▸ **The request**: Only the pictures are omitted; repeat all other data exactly.

▸ **Stored dataset items**:
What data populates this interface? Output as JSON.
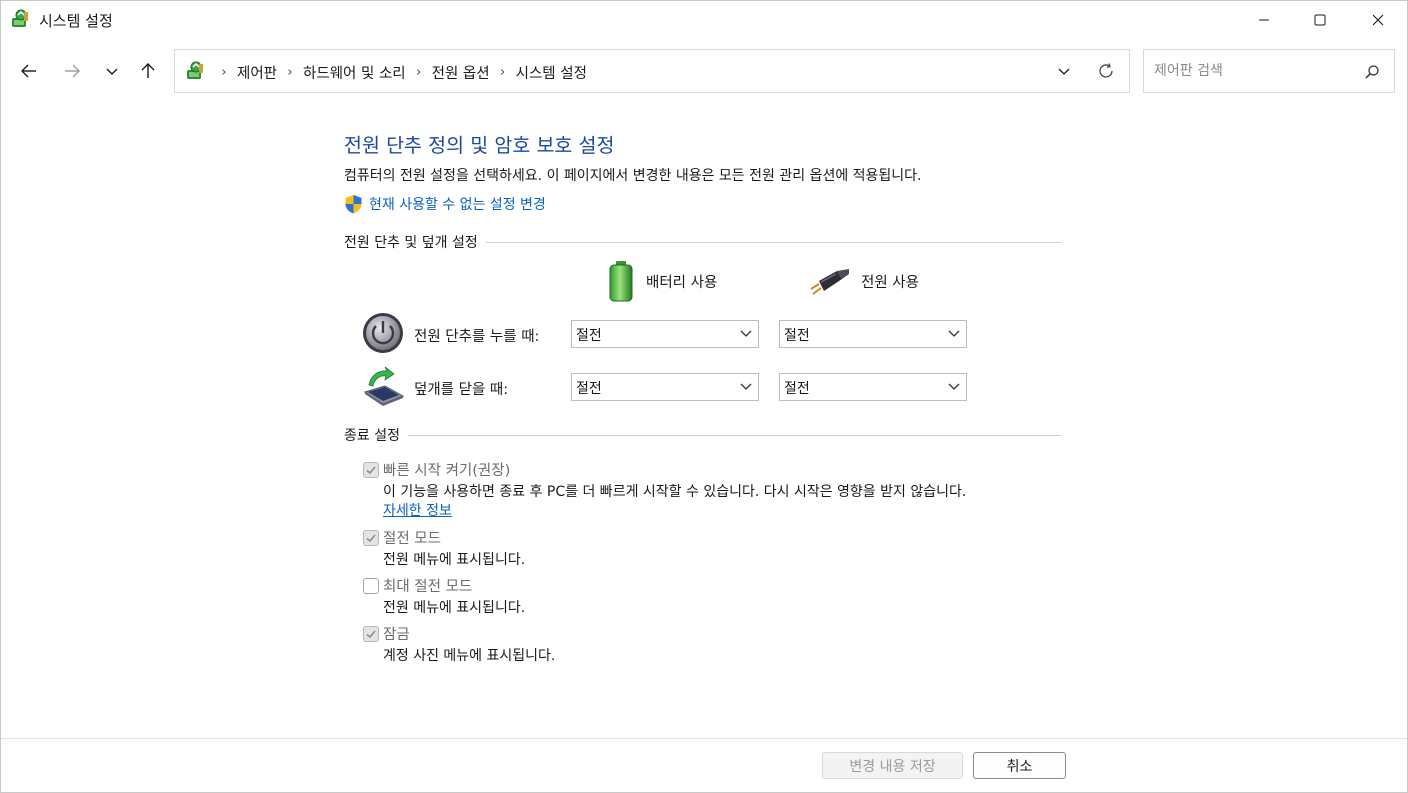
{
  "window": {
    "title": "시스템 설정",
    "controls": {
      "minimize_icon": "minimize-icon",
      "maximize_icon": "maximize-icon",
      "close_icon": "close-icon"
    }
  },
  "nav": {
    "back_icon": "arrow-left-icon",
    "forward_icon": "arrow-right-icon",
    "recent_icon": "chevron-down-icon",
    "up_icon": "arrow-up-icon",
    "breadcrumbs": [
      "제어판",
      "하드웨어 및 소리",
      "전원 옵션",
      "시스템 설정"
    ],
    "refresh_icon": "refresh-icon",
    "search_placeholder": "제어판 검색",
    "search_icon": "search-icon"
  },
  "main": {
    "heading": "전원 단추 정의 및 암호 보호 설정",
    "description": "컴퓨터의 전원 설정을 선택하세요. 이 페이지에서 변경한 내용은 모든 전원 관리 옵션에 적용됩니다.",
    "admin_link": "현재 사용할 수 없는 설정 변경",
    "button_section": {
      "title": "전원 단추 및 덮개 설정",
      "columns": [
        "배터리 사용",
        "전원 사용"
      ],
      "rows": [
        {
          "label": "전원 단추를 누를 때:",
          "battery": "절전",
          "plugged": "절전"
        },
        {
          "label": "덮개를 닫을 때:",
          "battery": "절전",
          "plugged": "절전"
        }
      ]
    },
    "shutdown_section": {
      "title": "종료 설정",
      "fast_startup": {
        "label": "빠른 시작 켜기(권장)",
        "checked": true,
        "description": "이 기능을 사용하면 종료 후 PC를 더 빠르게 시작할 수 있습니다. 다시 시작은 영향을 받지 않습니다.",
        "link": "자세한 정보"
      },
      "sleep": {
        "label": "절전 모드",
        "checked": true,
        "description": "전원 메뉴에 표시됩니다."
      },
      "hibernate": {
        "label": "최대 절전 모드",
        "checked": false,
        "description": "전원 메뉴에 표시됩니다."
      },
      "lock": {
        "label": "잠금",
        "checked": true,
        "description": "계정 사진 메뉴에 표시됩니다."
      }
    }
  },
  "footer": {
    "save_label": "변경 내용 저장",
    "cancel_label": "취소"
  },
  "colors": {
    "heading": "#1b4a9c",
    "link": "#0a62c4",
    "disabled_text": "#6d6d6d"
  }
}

▸ **Expected output**:
What data populates this interface? Output as JSON.
{
  "window": {
    "title": "시스템 설정",
    "controls": {
      "minimize_icon": "minimize-icon",
      "maximize_icon": "maximize-icon",
      "close_icon": "close-icon"
    }
  },
  "nav": {
    "back_icon": "arrow-left-icon",
    "forward_icon": "arrow-right-icon",
    "recent_icon": "chevron-down-icon",
    "up_icon": "arrow-up-icon",
    "breadcrumbs": [
      "제어판",
      "하드웨어 및 소리",
      "전원 옵션",
      "시스템 설정"
    ],
    "refresh_icon": "refresh-icon",
    "search_placeholder": "제어판 검색",
    "search_icon": "search-icon"
  },
  "main": {
    "heading": "전원 단추 정의 및 암호 보호 설정",
    "description": "컴퓨터의 전원 설정을 선택하세요. 이 페이지에서 변경한 내용은 모든 전원 관리 옵션에 적용됩니다.",
    "admin_link": "현재 사용할 수 없는 설정 변경",
    "button_section": {
      "title": "전원 단추 및 덮개 설정",
      "columns": [
        "배터리 사용",
        "전원 사용"
      ],
      "rows": [
        {
          "label": "전원 단추를 누를 때:",
          "battery": "절전",
          "plugged": "절전"
        },
        {
          "label": "덮개를 닫을 때:",
          "battery": "절전",
          "plugged": "절전"
        }
      ]
    },
    "shutdown_section": {
      "title": "종료 설정",
      "fast_startup": {
        "label": "빠른 시작 켜기(권장)",
        "checked": true,
        "description": "이 기능을 사용하면 종료 후 PC를 더 빠르게 시작할 수 있습니다. 다시 시작은 영향을 받지 않습니다.",
        "link": "자세한 정보"
      },
      "sleep": {
        "label": "절전 모드",
        "checked": true,
        "description": "전원 메뉴에 표시됩니다."
      },
      "hibernate": {
        "label": "최대 절전 모드",
        "checked": false,
        "description": "전원 메뉴에 표시됩니다."
      },
      "lock": {
        "label": "잠금",
        "checked": true,
        "description": "계정 사진 메뉴에 표시됩니다."
      }
    }
  },
  "footer": {
    "save_label": "변경 내용 저장",
    "cancel_label": "취소"
  },
  "colors": {
    "heading": "#1b4a9c",
    "link": "#0a62c4",
    "disabled_text": "#6d6d6d"
  }
}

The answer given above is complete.